**Problem:** Restate the entries below verbatim.

**Records to process:**
= = = = =

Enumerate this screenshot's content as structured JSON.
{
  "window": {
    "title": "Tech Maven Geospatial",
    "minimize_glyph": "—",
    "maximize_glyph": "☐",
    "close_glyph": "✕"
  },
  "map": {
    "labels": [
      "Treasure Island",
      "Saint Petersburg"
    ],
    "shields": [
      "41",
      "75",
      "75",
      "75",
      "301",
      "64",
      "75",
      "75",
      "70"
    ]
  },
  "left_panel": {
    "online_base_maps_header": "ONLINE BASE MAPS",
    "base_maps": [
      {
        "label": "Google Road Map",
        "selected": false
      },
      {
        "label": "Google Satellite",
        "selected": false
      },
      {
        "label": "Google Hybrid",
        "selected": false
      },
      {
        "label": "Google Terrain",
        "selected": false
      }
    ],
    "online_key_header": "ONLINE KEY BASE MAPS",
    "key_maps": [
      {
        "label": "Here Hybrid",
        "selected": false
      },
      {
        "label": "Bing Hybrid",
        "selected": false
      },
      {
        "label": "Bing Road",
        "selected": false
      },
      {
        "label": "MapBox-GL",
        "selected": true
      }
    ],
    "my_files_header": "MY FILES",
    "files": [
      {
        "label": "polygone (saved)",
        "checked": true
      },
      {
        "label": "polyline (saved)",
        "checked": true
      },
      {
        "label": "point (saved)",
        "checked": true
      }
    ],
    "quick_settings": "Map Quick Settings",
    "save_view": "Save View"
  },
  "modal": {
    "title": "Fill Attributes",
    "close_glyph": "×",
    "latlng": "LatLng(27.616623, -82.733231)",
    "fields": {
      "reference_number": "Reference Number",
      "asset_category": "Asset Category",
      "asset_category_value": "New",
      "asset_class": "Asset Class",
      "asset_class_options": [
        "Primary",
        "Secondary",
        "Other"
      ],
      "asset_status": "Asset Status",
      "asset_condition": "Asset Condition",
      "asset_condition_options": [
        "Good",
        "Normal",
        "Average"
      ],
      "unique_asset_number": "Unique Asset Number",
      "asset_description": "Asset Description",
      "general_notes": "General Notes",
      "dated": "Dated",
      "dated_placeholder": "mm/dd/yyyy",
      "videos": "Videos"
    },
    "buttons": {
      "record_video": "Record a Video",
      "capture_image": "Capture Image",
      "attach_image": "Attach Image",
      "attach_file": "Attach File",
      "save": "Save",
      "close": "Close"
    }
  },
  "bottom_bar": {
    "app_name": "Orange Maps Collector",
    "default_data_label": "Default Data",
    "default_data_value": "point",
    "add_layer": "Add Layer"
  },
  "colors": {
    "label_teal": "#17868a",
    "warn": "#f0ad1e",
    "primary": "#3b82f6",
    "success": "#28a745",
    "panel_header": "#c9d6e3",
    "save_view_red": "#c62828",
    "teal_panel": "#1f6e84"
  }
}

= = = = =

**Solution:**
Enumerate this screenshot's content as structured JSON.
{
  "window": {
    "title": "Tech Maven Geospatial",
    "minimize_glyph": "—",
    "maximize_glyph": "☐",
    "close_glyph": "✕"
  },
  "map": {
    "labels": [
      "Treasure Island",
      "Saint Petersburg"
    ],
    "shields": [
      "41",
      "75",
      "75",
      "75",
      "301",
      "64",
      "75",
      "75",
      "70"
    ]
  },
  "left_panel": {
    "online_base_maps_header": "ONLINE BASE MAPS",
    "base_maps": [
      {
        "label": "Google Road Map",
        "selected": false
      },
      {
        "label": "Google Satellite",
        "selected": false
      },
      {
        "label": "Google Hybrid",
        "selected": false
      },
      {
        "label": "Google Terrain",
        "selected": false
      }
    ],
    "online_key_header": "ONLINE KEY BASE MAPS",
    "key_maps": [
      {
        "label": "Here Hybrid",
        "selected": false
      },
      {
        "label": "Bing Hybrid",
        "selected": false
      },
      {
        "label": "Bing Road",
        "selected": false
      },
      {
        "label": "MapBox-GL",
        "selected": true
      }
    ],
    "my_files_header": "MY FILES",
    "files": [
      {
        "label": "polygone (saved)",
        "checked": true
      },
      {
        "label": "polyline (saved)",
        "checked": true
      },
      {
        "label": "point (saved)",
        "checked": true
      }
    ],
    "quick_settings": "Map Quick Settings",
    "save_view": "Save View"
  },
  "modal": {
    "title": "Fill Attributes",
    "close_glyph": "×",
    "latlng": "LatLng(27.616623, -82.733231)",
    "fields": {
      "reference_number": "Reference Number",
      "asset_category": "Asset Category",
      "asset_category_value": "New",
      "asset_class": "Asset Class",
      "asset_class_options": [
        "Primary",
        "Secondary",
        "Other"
      ],
      "asset_status": "Asset Status",
      "asset_condition": "Asset Condition",
      "asset_condition_options": [
        "Good",
        "Normal",
        "Average"
      ],
      "unique_asset_number": "Unique Asset Number",
      "asset_description": "Asset Description",
      "general_notes": "General Notes",
      "dated": "Dated",
      "dated_placeholder": "mm/dd/yyyy",
      "videos": "Videos"
    },
    "buttons": {
      "record_video": "Record a Video",
      "capture_image": "Capture Image",
      "attach_image": "Attach Image",
      "attach_file": "Attach File",
      "save": "Save",
      "close": "Close"
    }
  },
  "bottom_bar": {
    "app_name": "Orange Maps Collector",
    "default_data_label": "Default Data",
    "default_data_value": "point",
    "add_layer": "Add Layer"
  },
  "colors": {
    "label_teal": "#17868a",
    "warn": "#f0ad1e",
    "primary": "#3b82f6",
    "success": "#28a745",
    "panel_header": "#c9d6e3",
    "save_view_red": "#c62828",
    "teal_panel": "#1f6e84"
  }
}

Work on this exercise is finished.